> _Task statement_: Leave out the pictures and print precisely the lines from the line with "Extract the structured" to the final line of the entries, both ends included.

++++++

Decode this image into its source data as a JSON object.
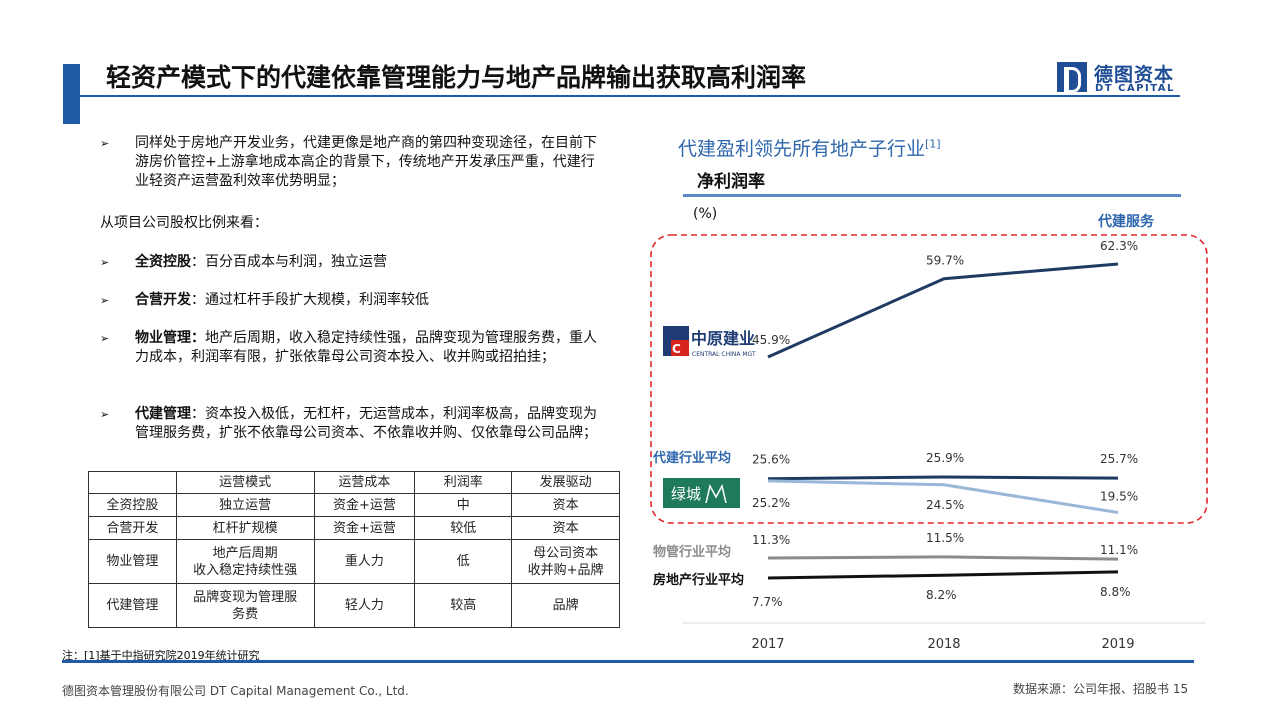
{
  "header": {
    "title": "轻资产模式下的代建依靠管理能力与地产品牌输出获取高利润率"
  },
  "logo": {
    "cn": "德图资本",
    "en": "DT CAPITAL"
  },
  "bullets": {
    "b1": "同样处于房地产开发业务，代建更像是地产商的第四种变现途径，在目前下游房价管控+上游拿地成本高企的背景下，传统地产开发承压严重，代建行业轻资产运营盈利效率优势明显；",
    "intro": "从项目公司股权比例来看：",
    "b2_label": "全资控股",
    "b2_text": "：百分百成本与利润，独立运营",
    "b3_label": "合营开发",
    "b3_text": "：通过杠杆手段扩大规模，利润率较低",
    "b4_label": "物业管理：",
    "b4_text": "地产后周期，收入稳定持续性强，品牌变现为管理服务费，重人力成本，利润率有限，扩张依靠母公司资本投入、收并购或招拍挂；",
    "b5_label": "代建管理",
    "b5_text": "：资本投入极低，无杠杆，无运营成本，利润率极高，品牌变现为管理服务费，扩张不依靠母公司资本、不依靠收并购、仅依靠母公司品牌；"
  },
  "table": {
    "headers": [
      "",
      "运营模式",
      "运营成本",
      "利润率",
      "发展驱动"
    ],
    "rows": [
      [
        "全资控股",
        "独立运营",
        "资金+运营",
        "中",
        "资本"
      ],
      [
        "合营开发",
        "杠杆扩规模",
        "资金+运营",
        "较低",
        "资本"
      ],
      [
        "物业管理",
        "地产后周期\n收入稳定持续性强",
        "重人力",
        "低",
        "母公司资本\n收并购+品牌"
      ],
      [
        "代建管理",
        "品牌变现为管理服\n务费",
        "轻人力",
        "较高",
        "品牌"
      ]
    ]
  },
  "chart_heading": "代建盈利领先所有地产子行业",
  "chart_heading_sup": "[1]",
  "chart_data": {
    "type": "line",
    "title": "净利润率",
    "ylabel": "(%)",
    "categories": [
      "2017",
      "2018",
      "2019"
    ],
    "series": [
      {
        "name": "代建服务",
        "values": [
          45.9,
          59.7,
          62.3
        ],
        "color": "#1f3b63"
      },
      {
        "name": "代建行业平均",
        "values": [
          25.6,
          25.9,
          25.7
        ],
        "color": "#1f3b63"
      },
      {
        "name": "",
        "values": [
          25.2,
          24.5,
          19.5
        ],
        "color": "#9ab7d8"
      },
      {
        "name": "物管行业平均",
        "values": [
          11.3,
          11.5,
          11.1
        ],
        "color": "#8c8c8c"
      },
      {
        "name": "房地产行业平均",
        "values": [
          7.7,
          8.2,
          8.8
        ],
        "color": "#111111"
      }
    ],
    "value_labels": {
      "s0": [
        "45.9%",
        "59.7%",
        "62.3%"
      ],
      "s1": [
        "25.6%",
        "25.9%",
        "25.7%"
      ],
      "s2": [
        "25.2%",
        "24.5%",
        "19.5%"
      ],
      "s3": [
        "11.3%",
        "11.5%",
        "11.1%"
      ],
      "s4": [
        "7.7%",
        "8.2%",
        "8.8%"
      ]
    },
    "company_logos": {
      "zhongyuan_cn": "中原建业",
      "zhongyuan_en": "CENTRAL CHINA MGT",
      "lvcheng": "绿城"
    }
  },
  "colors": {
    "accent": "#1f5ca8",
    "highlight_box": "#e0262b"
  },
  "note": "注：[1]基于中指研究院2019年统计研究",
  "footer": {
    "left": "德图资本管理股份有限公司 DT Capital Management Co., Ltd.",
    "right": "数据来源：公司年报、招股书 15"
  }
}
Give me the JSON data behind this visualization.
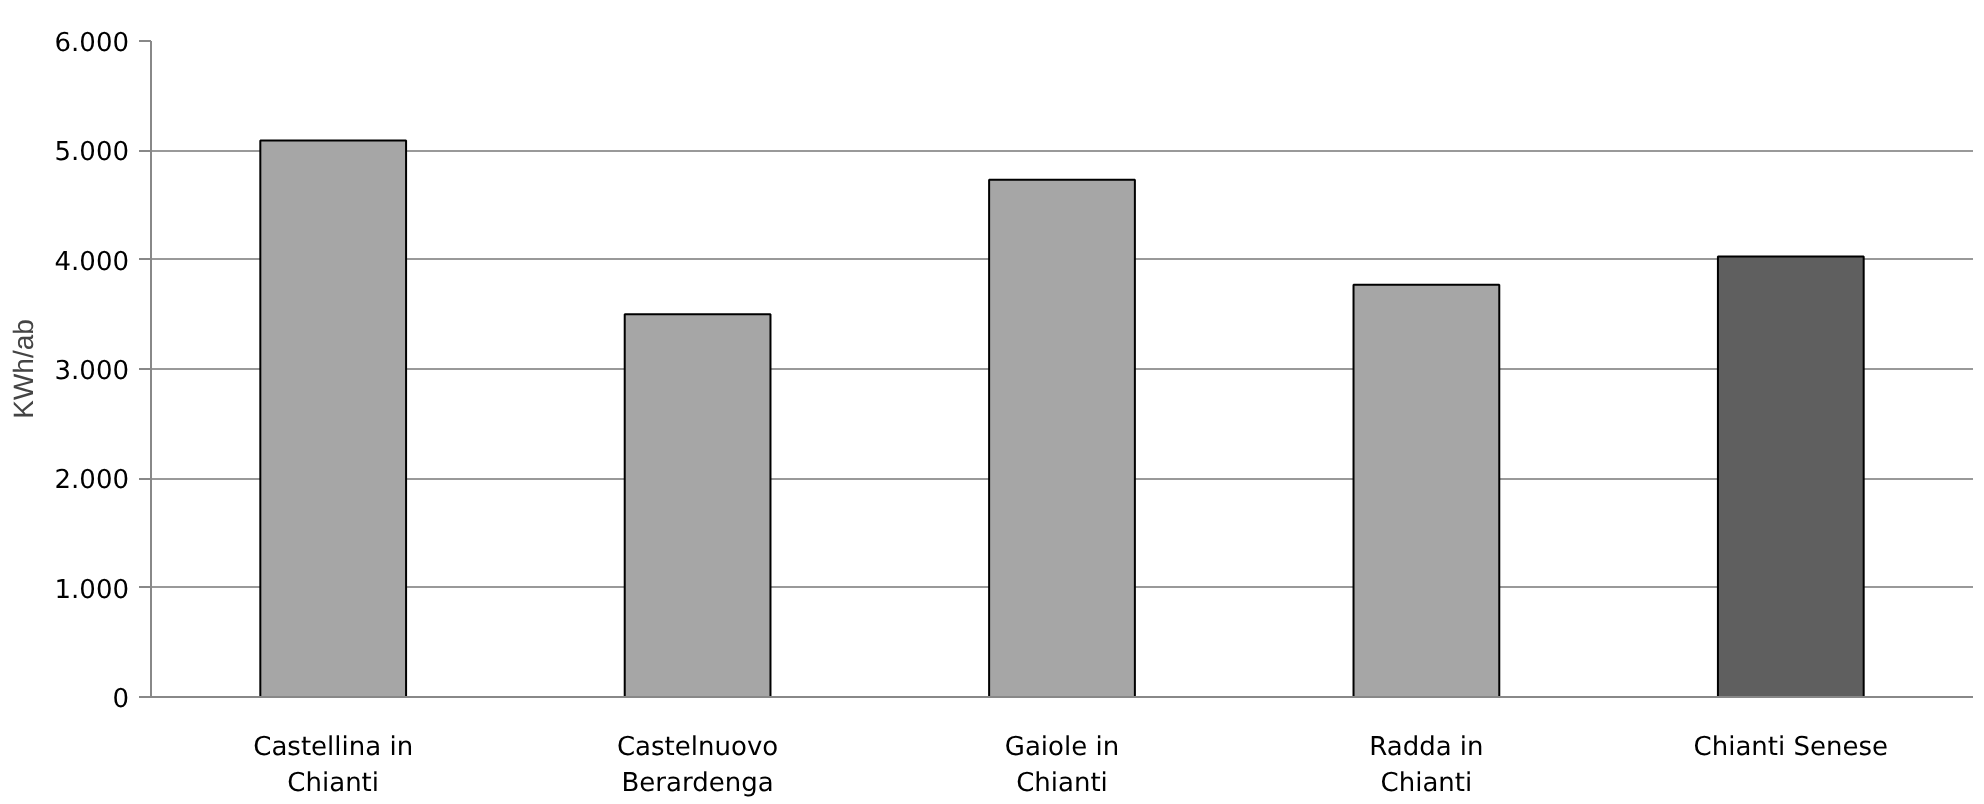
{
  "chart_data": {
    "type": "bar",
    "ylabel": "KWh/ab",
    "categories": [
      "Castellina in\nChianti",
      "Castelnuovo\nBerardenga",
      "Gaiole in\nChianti",
      "Radda in\nChianti",
      "Chianti Senese"
    ],
    "values": [
      5090,
      3500,
      4730,
      3770,
      4030
    ],
    "colors": [
      "#a6a6a6",
      "#a6a6a6",
      "#a6a6a6",
      "#a6a6a6",
      "#5f5f5f"
    ],
    "ylim": [
      0,
      6000
    ],
    "yticks": [
      0,
      {
        "value": 1000,
        "label": "1.000"
      },
      {
        "value": 2000,
        "label": "2.000"
      },
      {
        "value": 3000,
        "label": "3.000"
      },
      {
        "value": 4000,
        "label": "4.000"
      },
      {
        "value": 5000,
        "label": "5.000"
      },
      {
        "value": 6000,
        "label": "6.000"
      }
    ],
    "grid": "y"
  }
}
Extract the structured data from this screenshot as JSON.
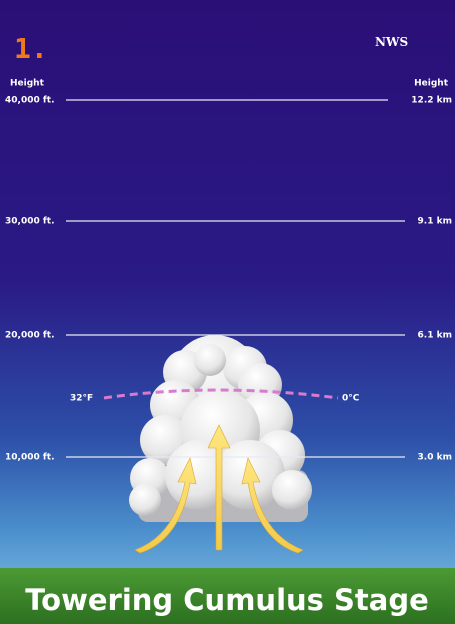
{
  "step": "1.",
  "source": "NWS",
  "left_header": "Height",
  "right_header": "Height",
  "levels": [
    {
      "left": "40,000 ft.",
      "right": "12.2 km"
    },
    {
      "left": "30,000 ft.",
      "right": "9.1 km"
    },
    {
      "left": "20,000 ft.",
      "right": "6.1 km"
    },
    {
      "left": "10,000 ft.",
      "right": "3.0 km"
    }
  ],
  "freezing": {
    "left": "32°F",
    "right": "0°C"
  },
  "title": "Towering Cumulus Stage"
}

++++++

> _Task output_:
Extract the structured data from this screenshot as JSON.
{
  "step": "1.",
  "source": "NWS",
  "left_header": "Height",
  "right_header": "Height",
  "levels": [
    {
      "left": "40,000 ft.",
      "right": "12.2 km"
    },
    {
      "left": "30,000 ft.",
      "right": "9.1 km"
    },
    {
      "left": "20,000 ft.",
      "right": "6.1 km"
    },
    {
      "left": "10,000 ft.",
      "right": "3.0 km"
    }
  ],
  "freezing": {
    "left": "32°F",
    "right": "0°C"
  },
  "title": "Towering Cumulus Stage"
}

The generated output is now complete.